§ What to produce: Reproduce the material below word for word, omitting the pictures.
START
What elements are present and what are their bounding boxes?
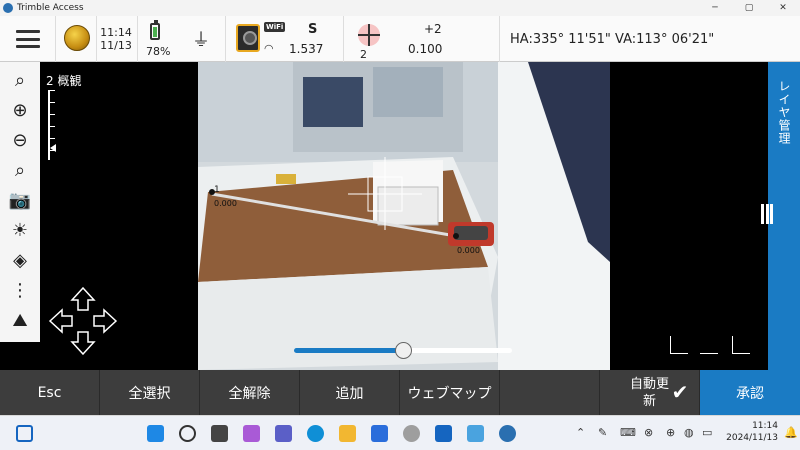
select-all-button[interactable]: 全選択 (100, 370, 200, 415)
keyboard-icon[interactable]: ⌨ (620, 426, 636, 439)
network-icon[interactable]: ◍ (684, 426, 694, 439)
settings-icon[interactable] (403, 425, 420, 442)
view-toolbar: ⌕ ⊕ ⊖ ⌕ 📷 ☀ ◈ ⋮ ⛰ (0, 62, 40, 342)
align-center-icon[interactable] (700, 336, 718, 354)
window-title: Trimble Access (17, 3, 84, 13)
widgets-icon[interactable] (16, 425, 33, 442)
direction-pad[interactable] (48, 286, 118, 356)
point1-label: 1 (214, 185, 220, 195)
esc-button[interactable]: Esc (0, 370, 100, 415)
zoom-slider-fill (294, 348, 403, 353)
title-bar: Trimble Access ─ ▢ ✕ (0, 0, 800, 16)
store-icon[interactable] (371, 425, 388, 442)
scale-pointer-icon (50, 144, 56, 152)
camera-image[interactable] (198, 62, 610, 370)
pan-up-icon[interactable] (70, 286, 96, 311)
checkmark-icon[interactable]: ✔ (668, 380, 692, 404)
camera-scene (198, 62, 610, 370)
trimble-app-icon (3, 3, 13, 13)
copilot-icon[interactable] (243, 425, 260, 442)
task-view-icon[interactable] (211, 425, 228, 442)
alignment-tools (668, 336, 758, 356)
tray-chevron-icon[interactable]: ⌃ (576, 426, 585, 439)
search-icon[interactable] (179, 425, 196, 442)
outlook-icon[interactable] (435, 425, 452, 442)
pan-right-icon[interactable] (93, 308, 118, 334)
zoom-extents-icon[interactable]: ⌕ (6, 68, 34, 92)
photos-icon[interactable] (467, 425, 484, 442)
hamburger-icon (15, 30, 40, 48)
language-icon[interactable]: ⊕ (666, 426, 675, 439)
trimble-taskbar-icon[interactable] (499, 425, 516, 442)
ha-va-readout: HA:335° 11'51" VA:113° 06'21" (510, 32, 715, 47)
zoom-in-icon[interactable]: ⊕ (6, 98, 34, 122)
layers-icon[interactable]: ◈ (6, 248, 34, 272)
align-left-icon[interactable] (670, 336, 688, 354)
zoom-out-icon[interactable]: ⊖ (6, 128, 34, 152)
add-button[interactable]: 追加 (300, 370, 400, 415)
empty-softkey (500, 370, 600, 415)
point1-value: 0.000 (214, 199, 237, 208)
point2-value: 0.000 (457, 246, 480, 255)
camera-icon[interactable]: 📷 (6, 188, 34, 212)
app-window: Trimble Access ─ ▢ ✕ 11:14 11/13 78% ⏚ W… (0, 0, 800, 450)
zoom-window-icon[interactable]: ⌕ (6, 158, 34, 182)
taskbar-date: 2024/11/13 (726, 433, 778, 443)
brightness-icon[interactable]: ☀ (6, 218, 34, 242)
file-explorer-icon[interactable] (339, 425, 356, 442)
windows-taskbar: ⌃ ✎ ⌨ ⊗ ⊕ ◍ ▭ 11:14 2024/11/13 🔔 (0, 415, 800, 450)
status-bar: 11:14 11/13 78% ⏚ WiFi ◠ S 1.537 2 +2 0.… (0, 16, 800, 62)
maximize-button[interactable]: ▢ (732, 3, 766, 13)
target-cell (344, 16, 500, 62)
taskbar-clock[interactable]: 11:14 2024/11/13 (722, 420, 778, 444)
scale-label: 2 概観 (46, 74, 82, 88)
blocked-icon[interactable]: ⊗ (644, 426, 653, 439)
panel-drag-handle[interactable] (761, 204, 773, 224)
pen-icon[interactable]: ✎ (598, 426, 607, 439)
instrument-cell (226, 16, 344, 62)
time-divider (96, 16, 138, 62)
accept-button[interactable]: 承認 (700, 370, 800, 415)
pan-left-icon[interactable] (48, 308, 73, 334)
menu-button[interactable] (0, 16, 56, 62)
more-icon[interactable]: ⋮ (6, 278, 34, 302)
deselect-all-button[interactable]: 全解除 (200, 370, 300, 415)
edge-icon[interactable] (307, 425, 324, 442)
pan-down-icon[interactable] (70, 331, 96, 356)
notification-icon[interactable]: 🔔 (784, 426, 798, 439)
teams-icon[interactable] (275, 425, 292, 442)
battery-tray-icon[interactable]: ▭ (702, 426, 712, 439)
close-button[interactable]: ✕ (766, 3, 800, 13)
map-icon[interactable]: ⛰ (6, 308, 34, 332)
align-add-icon[interactable] (732, 336, 750, 354)
power-cell (138, 16, 226, 62)
layer-manager-label[interactable]: レイヤ管理 (775, 80, 793, 145)
start-icon[interactable] (147, 425, 164, 442)
zoom-slider-knob[interactable] (395, 342, 412, 359)
minimize-button[interactable]: ─ (698, 3, 732, 13)
taskbar-time: 11:14 (752, 421, 778, 431)
window-controls: ─ ▢ ✕ (698, 3, 800, 13)
web-map-button[interactable]: ウェブマップ (400, 370, 500, 415)
gnss-globe-icon[interactable] (64, 25, 90, 51)
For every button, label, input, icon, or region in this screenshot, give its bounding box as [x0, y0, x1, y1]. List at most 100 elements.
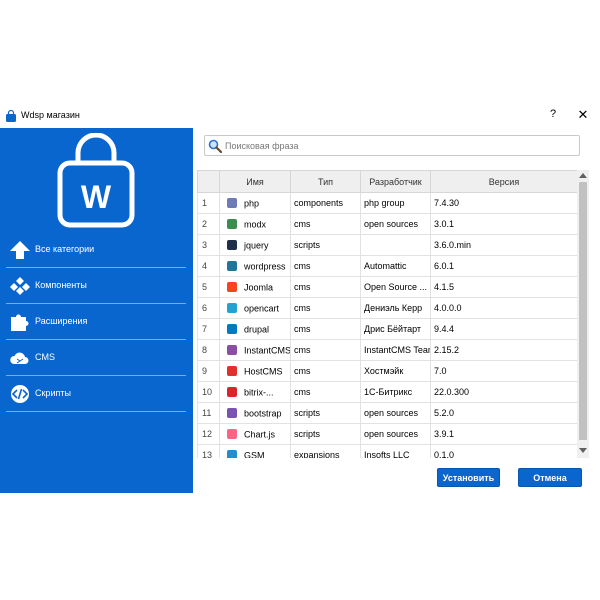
END
§ Exercise result:
What elements are present and what are their bounding boxes?
select-all-button[interactable]: 全選択 (100, 370, 200, 415)
keyboard-icon[interactable]: ⌨ (620, 426, 636, 439)
network-icon[interactable]: ◍ (684, 426, 694, 439)
settings-icon[interactable] (403, 425, 420, 442)
view-toolbar: ⌕ ⊕ ⊖ ⌕ 📷 ☀ ◈ ⋮ ⛰ (0, 62, 40, 342)
align-center-icon[interactable] (700, 336, 718, 354)
window-title: Trimble Access (17, 3, 84, 13)
widgets-icon[interactable] (16, 425, 33, 442)
direction-pad[interactable] (48, 286, 118, 356)
point1-label: 1 (214, 185, 220, 195)
esc-button[interactable]: Esc (0, 370, 100, 415)
zoom-slider-fill (294, 348, 403, 353)
title-bar: Trimble Access ─ ▢ ✕ (0, 0, 800, 16)
store-icon[interactable] (371, 425, 388, 442)
scale-pointer-icon (50, 144, 56, 152)
camera-image[interactable] (198, 62, 610, 370)
pan-up-icon[interactable] (70, 286, 96, 311)
checkmark-icon[interactable]: ✔ (668, 380, 692, 404)
camera-scene (198, 62, 610, 370)
trimble-app-icon (3, 3, 13, 13)
copilot-icon[interactable] (243, 425, 260, 442)
task-view-icon[interactable] (211, 425, 228, 442)
alignment-tools (668, 336, 758, 356)
tray-chevron-icon[interactable]: ⌃ (576, 426, 585, 439)
search-icon[interactable] (179, 425, 196, 442)
outlook-icon[interactable] (435, 425, 452, 442)
pan-right-icon[interactable] (93, 308, 118, 334)
zoom-extents-icon[interactable]: ⌕ (6, 68, 34, 92)
photos-icon[interactable] (467, 425, 484, 442)
hamburger-icon (15, 30, 40, 48)
language-icon[interactable]: ⊕ (666, 426, 675, 439)
trimble-taskbar-icon[interactable] (499, 425, 516, 442)
ha-va-readout: HA:335° 11'51" VA:113° 06'21" (510, 32, 715, 47)
zoom-in-icon[interactable]: ⊕ (6, 98, 34, 122)
layers-icon[interactable]: ◈ (6, 248, 34, 272)
align-left-icon[interactable] (670, 336, 688, 354)
zoom-out-icon[interactable]: ⊖ (6, 128, 34, 152)
add-button[interactable]: 追加 (300, 370, 400, 415)
empty-softkey (500, 370, 600, 415)
point1-value: 0.000 (214, 199, 237, 208)
point2-value: 0.000 (457, 246, 480, 255)
camera-icon[interactable]: 📷 (6, 188, 34, 212)
app-window: Trimble Access ─ ▢ ✕ 11:14 11/13 78% ⏚ W… (0, 0, 800, 450)
zoom-window-icon[interactable]: ⌕ (6, 158, 34, 182)
taskbar-date: 2024/11/13 (726, 433, 778, 443)
brightness-icon[interactable]: ☀ (6, 218, 34, 242)
file-explorer-icon[interactable] (339, 425, 356, 442)
windows-taskbar: ⌃ ✎ ⌨ ⊗ ⊕ ◍ ▭ 11:14 2024/11/13 🔔 (0, 415, 800, 450)
status-bar: 11:14 11/13 78% ⏚ WiFi ◠ S 1.537 2 +2 0.… (0, 16, 800, 62)
maximize-button[interactable]: ▢ (732, 3, 766, 13)
target-cell (344, 16, 500, 62)
taskbar-clock[interactable]: 11:14 2024/11/13 (722, 420, 778, 444)
scale-label: 2 概観 (46, 74, 82, 88)
blocked-icon[interactable]: ⊗ (644, 426, 653, 439)
panel-drag-handle[interactable] (761, 204, 773, 224)
pen-icon[interactable]: ✎ (598, 426, 607, 439)
instrument-cell (226, 16, 344, 62)
time-divider (96, 16, 138, 62)
accept-button[interactable]: 承認 (700, 370, 800, 415)
pan-left-icon[interactable] (48, 308, 73, 334)
menu-button[interactable] (0, 16, 56, 62)
more-icon[interactable]: ⋮ (6, 278, 34, 302)
deselect-all-button[interactable]: 全解除 (200, 370, 300, 415)
edge-icon[interactable] (307, 425, 324, 442)
pan-down-icon[interactable] (70, 331, 96, 356)
notification-icon[interactable]: 🔔 (784, 426, 798, 439)
teams-icon[interactable] (275, 425, 292, 442)
battery-tray-icon[interactable]: ▭ (702, 426, 712, 439)
close-button[interactable]: ✕ (766, 3, 800, 13)
map-icon[interactable]: ⛰ (6, 308, 34, 332)
align-add-icon[interactable] (732, 336, 750, 354)
power-cell (138, 16, 226, 62)
layer-manager-label[interactable]: レイヤ管理 (775, 80, 793, 145)
start-icon[interactable] (147, 425, 164, 442)
zoom-slider-knob[interactable] (395, 342, 412, 359)
minimize-button[interactable]: ─ (698, 3, 732, 13)
taskbar-time: 11:14 (752, 421, 778, 431)
window-controls: ─ ▢ ✕ (698, 3, 800, 13)
web-map-button[interactable]: ウェブマップ (400, 370, 500, 415)
gnss-globe-icon[interactable] (64, 25, 90, 51)
For every button, label, input, icon, or region in this screenshot, give its bounding box as [x0, y0, x1, y1]. List at most 100 elements.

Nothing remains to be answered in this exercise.